● DIRECTIONS
Look for the string "color" in every line, and copy each line that has it.

[Excerpt from a dataset]
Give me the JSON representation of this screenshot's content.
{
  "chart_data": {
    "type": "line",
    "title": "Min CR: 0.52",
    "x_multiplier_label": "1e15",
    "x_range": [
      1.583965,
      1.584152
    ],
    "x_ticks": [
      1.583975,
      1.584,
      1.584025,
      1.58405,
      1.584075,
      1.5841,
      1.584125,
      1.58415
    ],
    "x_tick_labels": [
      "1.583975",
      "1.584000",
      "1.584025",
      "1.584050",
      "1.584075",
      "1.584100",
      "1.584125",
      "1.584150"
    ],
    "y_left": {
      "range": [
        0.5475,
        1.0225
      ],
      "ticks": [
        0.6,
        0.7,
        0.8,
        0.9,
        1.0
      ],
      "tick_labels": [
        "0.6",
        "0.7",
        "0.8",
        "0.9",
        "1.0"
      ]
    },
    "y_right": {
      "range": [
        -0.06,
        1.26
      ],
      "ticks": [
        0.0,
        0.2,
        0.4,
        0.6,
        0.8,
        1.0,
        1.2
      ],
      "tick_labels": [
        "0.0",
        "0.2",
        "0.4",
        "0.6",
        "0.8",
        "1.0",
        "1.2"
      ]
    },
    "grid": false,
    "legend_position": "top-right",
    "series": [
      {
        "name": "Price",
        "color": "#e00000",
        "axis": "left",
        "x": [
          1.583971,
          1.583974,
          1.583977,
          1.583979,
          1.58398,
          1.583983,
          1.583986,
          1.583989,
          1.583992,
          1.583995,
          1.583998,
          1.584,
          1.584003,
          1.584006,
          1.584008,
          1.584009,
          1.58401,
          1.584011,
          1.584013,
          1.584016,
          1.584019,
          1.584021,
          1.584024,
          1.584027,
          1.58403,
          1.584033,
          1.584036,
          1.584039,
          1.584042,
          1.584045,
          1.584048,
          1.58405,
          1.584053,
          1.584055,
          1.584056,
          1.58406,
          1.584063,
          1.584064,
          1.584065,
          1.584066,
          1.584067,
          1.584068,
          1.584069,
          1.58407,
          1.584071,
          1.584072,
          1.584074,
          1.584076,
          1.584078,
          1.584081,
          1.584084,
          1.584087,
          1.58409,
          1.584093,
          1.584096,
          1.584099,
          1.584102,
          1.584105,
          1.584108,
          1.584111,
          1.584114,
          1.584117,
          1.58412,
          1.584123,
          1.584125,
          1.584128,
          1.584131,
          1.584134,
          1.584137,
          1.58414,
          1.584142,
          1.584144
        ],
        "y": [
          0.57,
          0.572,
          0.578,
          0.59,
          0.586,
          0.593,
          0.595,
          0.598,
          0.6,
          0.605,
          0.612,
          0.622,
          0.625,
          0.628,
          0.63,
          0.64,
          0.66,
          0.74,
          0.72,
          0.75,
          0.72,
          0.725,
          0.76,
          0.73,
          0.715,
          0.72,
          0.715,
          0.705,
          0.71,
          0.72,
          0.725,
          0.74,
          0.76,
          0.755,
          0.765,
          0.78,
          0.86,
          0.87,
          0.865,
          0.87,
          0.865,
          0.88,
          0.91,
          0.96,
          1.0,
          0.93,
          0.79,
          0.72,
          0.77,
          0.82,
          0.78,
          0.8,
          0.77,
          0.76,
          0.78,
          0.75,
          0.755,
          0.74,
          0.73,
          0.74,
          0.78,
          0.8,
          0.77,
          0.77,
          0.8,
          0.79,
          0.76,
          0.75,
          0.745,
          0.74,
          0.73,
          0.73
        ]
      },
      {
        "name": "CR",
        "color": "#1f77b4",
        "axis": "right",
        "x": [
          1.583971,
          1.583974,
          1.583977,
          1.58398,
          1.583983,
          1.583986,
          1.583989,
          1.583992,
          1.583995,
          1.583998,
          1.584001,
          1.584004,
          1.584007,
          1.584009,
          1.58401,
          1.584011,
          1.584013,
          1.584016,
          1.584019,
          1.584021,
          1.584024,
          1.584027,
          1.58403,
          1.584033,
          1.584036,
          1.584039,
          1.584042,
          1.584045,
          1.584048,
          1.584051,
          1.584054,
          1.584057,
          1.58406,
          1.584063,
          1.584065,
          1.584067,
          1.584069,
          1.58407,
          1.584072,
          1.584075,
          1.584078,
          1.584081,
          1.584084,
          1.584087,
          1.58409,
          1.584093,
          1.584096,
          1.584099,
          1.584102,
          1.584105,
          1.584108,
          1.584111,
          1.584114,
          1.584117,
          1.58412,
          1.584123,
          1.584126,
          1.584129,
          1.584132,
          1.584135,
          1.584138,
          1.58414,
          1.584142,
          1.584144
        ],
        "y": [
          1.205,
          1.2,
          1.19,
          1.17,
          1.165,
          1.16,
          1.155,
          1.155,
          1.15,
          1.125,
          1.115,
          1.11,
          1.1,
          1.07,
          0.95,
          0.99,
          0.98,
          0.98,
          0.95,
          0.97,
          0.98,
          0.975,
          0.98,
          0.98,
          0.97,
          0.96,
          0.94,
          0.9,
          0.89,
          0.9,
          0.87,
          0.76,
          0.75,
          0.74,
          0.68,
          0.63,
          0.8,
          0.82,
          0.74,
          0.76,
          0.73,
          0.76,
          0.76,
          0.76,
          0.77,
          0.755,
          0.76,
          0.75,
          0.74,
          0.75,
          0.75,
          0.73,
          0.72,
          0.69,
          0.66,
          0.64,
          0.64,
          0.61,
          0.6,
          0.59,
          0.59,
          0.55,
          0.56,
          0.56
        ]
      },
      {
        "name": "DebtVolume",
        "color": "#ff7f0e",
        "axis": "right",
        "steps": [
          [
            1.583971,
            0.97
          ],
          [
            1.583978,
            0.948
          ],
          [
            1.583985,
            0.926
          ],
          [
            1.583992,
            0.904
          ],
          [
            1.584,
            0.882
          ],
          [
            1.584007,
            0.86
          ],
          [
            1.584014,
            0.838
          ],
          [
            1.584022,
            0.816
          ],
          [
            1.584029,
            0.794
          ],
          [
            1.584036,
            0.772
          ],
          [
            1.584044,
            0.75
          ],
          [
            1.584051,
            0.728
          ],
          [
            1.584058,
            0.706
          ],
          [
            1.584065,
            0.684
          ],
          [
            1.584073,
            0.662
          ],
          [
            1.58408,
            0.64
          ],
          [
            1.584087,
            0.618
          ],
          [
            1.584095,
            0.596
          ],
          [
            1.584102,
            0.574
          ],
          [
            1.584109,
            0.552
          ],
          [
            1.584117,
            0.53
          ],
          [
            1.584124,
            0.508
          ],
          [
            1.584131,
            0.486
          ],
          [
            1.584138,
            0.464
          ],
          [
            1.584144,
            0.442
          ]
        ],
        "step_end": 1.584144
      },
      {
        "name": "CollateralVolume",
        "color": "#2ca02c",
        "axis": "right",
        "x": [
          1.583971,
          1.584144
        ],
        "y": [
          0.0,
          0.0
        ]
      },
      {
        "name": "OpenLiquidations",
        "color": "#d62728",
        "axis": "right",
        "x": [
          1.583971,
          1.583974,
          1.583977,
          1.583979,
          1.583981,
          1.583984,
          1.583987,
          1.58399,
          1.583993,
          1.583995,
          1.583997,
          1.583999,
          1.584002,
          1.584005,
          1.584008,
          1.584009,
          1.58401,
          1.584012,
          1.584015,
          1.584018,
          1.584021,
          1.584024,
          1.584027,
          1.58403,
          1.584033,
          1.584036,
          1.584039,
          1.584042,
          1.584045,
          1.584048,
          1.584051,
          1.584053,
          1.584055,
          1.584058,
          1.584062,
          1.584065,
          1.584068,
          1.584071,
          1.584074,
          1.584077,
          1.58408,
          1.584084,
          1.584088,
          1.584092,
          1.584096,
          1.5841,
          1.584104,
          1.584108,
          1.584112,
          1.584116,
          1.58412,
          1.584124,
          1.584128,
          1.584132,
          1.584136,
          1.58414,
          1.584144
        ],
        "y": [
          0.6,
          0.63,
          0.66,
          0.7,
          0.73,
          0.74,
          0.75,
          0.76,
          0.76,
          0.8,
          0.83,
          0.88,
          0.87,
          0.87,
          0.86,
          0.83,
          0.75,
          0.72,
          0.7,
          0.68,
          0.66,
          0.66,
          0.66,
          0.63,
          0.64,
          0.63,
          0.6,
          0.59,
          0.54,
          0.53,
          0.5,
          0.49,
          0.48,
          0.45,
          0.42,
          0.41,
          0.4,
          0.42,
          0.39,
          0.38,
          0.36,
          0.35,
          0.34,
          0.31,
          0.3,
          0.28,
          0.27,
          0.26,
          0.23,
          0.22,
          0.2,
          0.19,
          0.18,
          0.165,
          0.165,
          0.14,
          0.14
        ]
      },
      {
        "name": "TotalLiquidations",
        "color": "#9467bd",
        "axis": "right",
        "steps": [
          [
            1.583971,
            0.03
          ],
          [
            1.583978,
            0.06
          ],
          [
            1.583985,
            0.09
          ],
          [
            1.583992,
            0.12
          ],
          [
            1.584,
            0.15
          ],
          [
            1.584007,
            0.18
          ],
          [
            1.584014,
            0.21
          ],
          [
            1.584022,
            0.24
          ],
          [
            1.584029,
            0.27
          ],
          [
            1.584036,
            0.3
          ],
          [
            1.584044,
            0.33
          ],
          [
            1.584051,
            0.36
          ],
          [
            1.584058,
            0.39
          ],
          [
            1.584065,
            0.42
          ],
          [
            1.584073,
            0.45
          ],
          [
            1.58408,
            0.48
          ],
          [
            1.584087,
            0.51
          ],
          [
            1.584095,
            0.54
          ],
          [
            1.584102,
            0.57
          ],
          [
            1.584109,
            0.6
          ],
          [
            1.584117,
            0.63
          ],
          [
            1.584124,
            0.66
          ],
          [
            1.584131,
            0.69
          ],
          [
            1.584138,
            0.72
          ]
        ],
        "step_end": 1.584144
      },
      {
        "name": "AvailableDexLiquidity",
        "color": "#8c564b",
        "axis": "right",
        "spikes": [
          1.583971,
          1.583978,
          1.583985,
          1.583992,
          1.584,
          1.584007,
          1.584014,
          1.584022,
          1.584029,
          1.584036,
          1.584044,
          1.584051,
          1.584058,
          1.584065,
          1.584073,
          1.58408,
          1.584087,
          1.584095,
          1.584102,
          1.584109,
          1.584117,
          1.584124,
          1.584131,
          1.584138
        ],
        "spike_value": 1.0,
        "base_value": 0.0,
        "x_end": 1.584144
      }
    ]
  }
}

● FULL ANSWER
        "color": "#e00000",
        "color": "#1f77b4",
        "color": "#ff7f0e",
        "color": "#2ca02c",
        "color": "#d62728",
        "color": "#9467bd",
        "color": "#8c564b",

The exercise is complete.